- [Listing]:
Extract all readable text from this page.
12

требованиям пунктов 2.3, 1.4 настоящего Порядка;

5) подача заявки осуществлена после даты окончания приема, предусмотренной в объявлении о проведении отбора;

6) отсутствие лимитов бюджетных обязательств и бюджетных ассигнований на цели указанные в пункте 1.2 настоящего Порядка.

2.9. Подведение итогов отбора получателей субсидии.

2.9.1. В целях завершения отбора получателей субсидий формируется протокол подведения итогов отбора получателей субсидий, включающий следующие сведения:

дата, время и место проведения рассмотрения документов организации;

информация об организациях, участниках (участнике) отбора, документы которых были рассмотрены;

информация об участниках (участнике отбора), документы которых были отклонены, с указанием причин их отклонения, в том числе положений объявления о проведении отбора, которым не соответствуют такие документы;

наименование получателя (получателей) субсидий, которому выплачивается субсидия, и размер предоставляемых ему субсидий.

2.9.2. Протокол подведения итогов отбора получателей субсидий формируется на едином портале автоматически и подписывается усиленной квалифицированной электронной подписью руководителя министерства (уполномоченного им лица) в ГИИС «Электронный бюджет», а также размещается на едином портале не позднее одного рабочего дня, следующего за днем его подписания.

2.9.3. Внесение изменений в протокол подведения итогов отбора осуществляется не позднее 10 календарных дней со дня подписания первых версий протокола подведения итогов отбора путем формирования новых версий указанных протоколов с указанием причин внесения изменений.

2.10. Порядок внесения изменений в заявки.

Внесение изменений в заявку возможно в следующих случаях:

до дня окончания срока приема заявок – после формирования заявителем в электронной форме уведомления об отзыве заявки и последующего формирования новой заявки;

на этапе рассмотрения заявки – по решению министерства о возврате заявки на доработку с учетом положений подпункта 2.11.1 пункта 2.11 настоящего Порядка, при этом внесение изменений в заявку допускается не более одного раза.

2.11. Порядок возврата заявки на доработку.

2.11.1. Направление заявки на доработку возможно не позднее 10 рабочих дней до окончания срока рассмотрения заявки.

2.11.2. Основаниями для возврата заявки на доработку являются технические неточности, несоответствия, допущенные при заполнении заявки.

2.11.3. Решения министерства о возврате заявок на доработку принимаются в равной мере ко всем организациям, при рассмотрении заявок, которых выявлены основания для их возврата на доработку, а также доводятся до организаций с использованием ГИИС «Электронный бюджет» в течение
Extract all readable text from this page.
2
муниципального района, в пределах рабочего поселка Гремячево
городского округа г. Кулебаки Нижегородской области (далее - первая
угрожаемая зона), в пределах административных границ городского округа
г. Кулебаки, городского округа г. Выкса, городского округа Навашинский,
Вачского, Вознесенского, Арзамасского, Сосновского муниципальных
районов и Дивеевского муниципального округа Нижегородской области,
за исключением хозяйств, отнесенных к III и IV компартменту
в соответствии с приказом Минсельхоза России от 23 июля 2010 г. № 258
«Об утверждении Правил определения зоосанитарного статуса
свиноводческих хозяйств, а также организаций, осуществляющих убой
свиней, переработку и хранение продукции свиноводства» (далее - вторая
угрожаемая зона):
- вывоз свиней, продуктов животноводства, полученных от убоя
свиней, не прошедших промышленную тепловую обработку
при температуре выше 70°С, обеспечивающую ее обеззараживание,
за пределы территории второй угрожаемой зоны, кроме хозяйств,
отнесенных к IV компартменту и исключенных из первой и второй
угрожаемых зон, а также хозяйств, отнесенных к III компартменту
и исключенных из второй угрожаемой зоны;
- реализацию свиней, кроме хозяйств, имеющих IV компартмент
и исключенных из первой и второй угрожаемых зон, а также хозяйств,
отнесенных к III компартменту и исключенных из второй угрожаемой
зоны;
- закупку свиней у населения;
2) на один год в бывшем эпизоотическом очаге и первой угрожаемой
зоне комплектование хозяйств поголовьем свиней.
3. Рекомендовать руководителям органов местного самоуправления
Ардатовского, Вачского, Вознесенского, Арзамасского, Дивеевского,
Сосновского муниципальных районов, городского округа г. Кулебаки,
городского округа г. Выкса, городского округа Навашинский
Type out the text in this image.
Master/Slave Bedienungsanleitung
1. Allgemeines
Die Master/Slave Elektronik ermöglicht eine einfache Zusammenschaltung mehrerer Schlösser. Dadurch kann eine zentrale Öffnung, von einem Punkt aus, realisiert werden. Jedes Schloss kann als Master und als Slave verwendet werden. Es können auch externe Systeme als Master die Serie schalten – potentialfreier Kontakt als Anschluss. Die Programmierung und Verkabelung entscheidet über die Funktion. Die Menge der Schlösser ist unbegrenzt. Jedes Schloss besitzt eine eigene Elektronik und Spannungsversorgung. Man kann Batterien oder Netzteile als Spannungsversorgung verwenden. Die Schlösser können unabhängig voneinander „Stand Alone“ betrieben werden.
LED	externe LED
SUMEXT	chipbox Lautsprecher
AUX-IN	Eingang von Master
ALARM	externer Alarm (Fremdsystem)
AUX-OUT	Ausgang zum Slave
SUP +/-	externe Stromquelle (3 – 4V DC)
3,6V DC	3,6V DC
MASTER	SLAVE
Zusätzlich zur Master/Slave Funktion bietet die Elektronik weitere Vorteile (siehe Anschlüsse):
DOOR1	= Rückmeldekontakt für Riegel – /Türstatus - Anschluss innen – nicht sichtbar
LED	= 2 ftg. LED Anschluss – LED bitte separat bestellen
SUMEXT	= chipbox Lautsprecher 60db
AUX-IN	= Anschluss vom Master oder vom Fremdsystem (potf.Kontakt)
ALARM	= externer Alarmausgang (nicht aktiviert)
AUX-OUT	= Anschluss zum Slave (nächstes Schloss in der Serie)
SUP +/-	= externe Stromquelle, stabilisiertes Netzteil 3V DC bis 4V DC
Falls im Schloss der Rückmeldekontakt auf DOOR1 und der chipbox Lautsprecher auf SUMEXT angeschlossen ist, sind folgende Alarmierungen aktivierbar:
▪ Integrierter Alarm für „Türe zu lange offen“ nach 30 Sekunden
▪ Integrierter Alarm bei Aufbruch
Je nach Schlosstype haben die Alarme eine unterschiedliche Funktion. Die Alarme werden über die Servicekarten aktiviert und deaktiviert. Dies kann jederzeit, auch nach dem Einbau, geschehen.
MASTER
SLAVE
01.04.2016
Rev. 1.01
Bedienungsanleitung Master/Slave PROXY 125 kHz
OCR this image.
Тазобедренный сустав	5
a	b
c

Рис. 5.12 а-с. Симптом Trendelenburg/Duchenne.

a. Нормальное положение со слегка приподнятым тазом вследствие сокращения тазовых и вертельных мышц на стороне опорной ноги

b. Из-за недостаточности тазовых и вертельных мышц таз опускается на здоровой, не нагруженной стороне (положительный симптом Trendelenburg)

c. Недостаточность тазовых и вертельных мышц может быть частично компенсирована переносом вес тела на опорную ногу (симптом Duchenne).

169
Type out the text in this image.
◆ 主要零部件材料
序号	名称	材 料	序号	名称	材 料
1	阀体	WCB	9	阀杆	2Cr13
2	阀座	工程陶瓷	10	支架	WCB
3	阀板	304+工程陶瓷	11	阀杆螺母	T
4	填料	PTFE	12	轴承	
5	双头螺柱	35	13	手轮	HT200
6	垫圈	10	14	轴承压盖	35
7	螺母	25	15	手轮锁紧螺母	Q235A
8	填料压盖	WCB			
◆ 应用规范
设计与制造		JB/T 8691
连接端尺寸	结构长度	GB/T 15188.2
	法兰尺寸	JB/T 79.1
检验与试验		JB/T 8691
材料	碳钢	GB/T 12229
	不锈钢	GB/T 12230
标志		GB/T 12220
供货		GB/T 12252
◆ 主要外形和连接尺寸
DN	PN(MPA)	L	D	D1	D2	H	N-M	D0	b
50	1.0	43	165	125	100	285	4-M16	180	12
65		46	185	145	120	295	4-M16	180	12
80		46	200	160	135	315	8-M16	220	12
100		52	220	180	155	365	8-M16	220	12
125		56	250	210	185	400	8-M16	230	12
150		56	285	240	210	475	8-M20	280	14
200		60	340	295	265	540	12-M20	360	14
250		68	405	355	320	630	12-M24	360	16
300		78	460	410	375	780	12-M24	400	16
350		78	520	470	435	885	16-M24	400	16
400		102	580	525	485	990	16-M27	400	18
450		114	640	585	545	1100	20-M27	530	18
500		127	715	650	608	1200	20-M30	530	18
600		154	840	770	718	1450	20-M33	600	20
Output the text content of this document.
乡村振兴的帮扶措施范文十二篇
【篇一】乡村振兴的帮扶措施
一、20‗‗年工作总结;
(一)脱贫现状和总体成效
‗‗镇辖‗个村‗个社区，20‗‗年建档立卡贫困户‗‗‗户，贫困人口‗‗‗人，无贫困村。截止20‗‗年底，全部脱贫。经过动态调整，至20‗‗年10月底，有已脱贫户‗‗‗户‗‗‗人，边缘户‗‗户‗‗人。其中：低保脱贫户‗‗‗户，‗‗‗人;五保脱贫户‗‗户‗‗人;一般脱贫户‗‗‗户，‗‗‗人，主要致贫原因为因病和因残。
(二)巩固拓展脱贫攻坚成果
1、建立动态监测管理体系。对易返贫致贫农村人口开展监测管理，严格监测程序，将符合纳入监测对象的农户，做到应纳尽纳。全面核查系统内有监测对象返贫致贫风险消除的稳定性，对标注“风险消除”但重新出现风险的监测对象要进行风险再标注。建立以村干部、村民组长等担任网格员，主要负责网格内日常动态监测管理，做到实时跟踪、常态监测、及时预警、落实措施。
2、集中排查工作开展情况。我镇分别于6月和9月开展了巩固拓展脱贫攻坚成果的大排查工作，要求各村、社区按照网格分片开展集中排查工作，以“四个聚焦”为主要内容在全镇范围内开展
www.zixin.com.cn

- [What you will do]: Look over the records above and copy each line that includes the string "зоны".

- [Correct response]:
за пределы территории второй угрожаемой зоны, кроме хозяйств,
и исключенных из второй угрожаемой зоны;
зоны;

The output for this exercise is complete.